-- START OF THE DATA --
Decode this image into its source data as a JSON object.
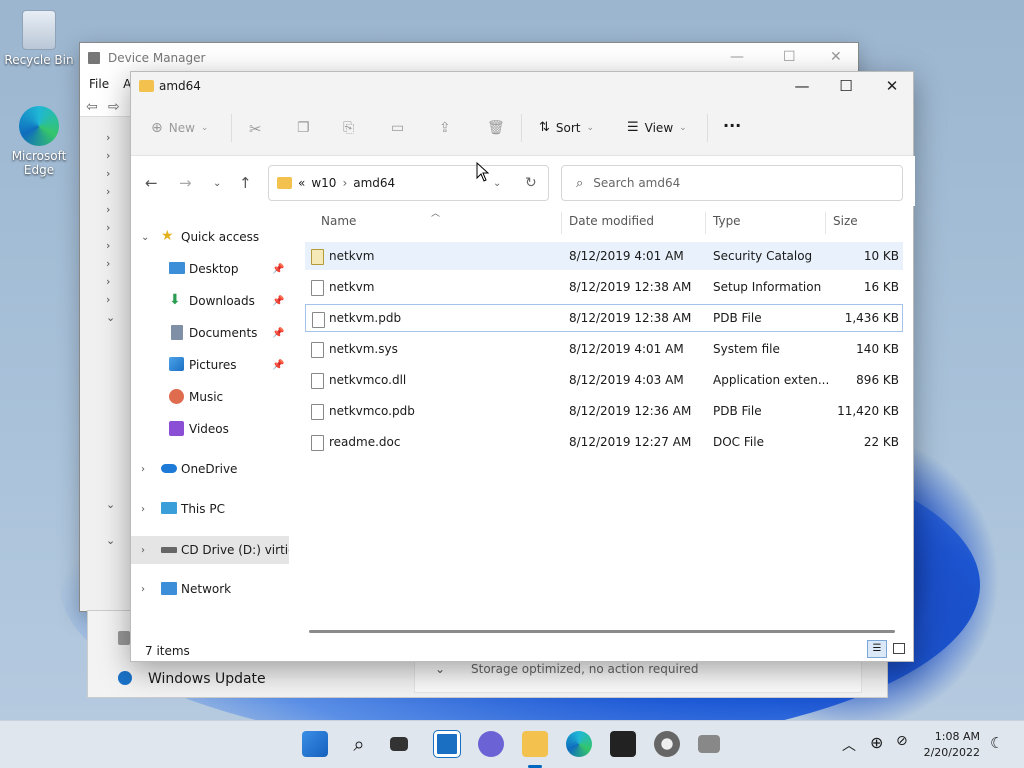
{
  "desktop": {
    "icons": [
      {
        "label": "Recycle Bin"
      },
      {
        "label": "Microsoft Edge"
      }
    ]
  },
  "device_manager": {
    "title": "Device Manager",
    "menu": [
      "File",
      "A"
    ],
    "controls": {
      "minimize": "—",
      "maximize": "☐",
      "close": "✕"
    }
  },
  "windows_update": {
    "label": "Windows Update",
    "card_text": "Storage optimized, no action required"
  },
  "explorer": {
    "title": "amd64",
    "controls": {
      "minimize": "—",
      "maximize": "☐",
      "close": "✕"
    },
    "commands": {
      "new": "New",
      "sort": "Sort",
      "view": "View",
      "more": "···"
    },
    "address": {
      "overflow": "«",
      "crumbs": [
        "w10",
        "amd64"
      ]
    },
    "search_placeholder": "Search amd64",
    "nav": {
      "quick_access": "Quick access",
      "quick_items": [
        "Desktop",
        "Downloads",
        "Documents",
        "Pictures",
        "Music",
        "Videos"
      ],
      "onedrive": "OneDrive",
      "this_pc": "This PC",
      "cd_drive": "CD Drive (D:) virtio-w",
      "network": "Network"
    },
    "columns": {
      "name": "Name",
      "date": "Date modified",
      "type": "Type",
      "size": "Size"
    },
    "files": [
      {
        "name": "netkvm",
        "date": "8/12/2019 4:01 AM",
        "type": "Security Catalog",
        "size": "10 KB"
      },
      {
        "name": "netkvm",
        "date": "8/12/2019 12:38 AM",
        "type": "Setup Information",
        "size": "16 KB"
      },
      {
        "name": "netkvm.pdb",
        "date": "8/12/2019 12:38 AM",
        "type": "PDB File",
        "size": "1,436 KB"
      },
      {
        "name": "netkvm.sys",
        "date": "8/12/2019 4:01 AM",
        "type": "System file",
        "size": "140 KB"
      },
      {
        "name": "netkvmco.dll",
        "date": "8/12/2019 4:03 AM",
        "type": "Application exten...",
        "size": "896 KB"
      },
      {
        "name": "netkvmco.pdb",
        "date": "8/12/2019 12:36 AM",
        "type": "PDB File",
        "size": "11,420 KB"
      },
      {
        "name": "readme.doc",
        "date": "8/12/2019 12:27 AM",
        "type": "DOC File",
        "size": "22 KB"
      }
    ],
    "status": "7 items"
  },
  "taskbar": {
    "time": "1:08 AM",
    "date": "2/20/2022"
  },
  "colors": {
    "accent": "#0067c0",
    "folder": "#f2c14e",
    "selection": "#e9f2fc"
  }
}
-- END OF THE DATA --
= YOUR TASK =
Return every line above that contains the word "netkvmco".

= RESULT OF THIS EXERCISE =
        "name": "netkvmco.dll",
        "name": "netkvmco.pdb",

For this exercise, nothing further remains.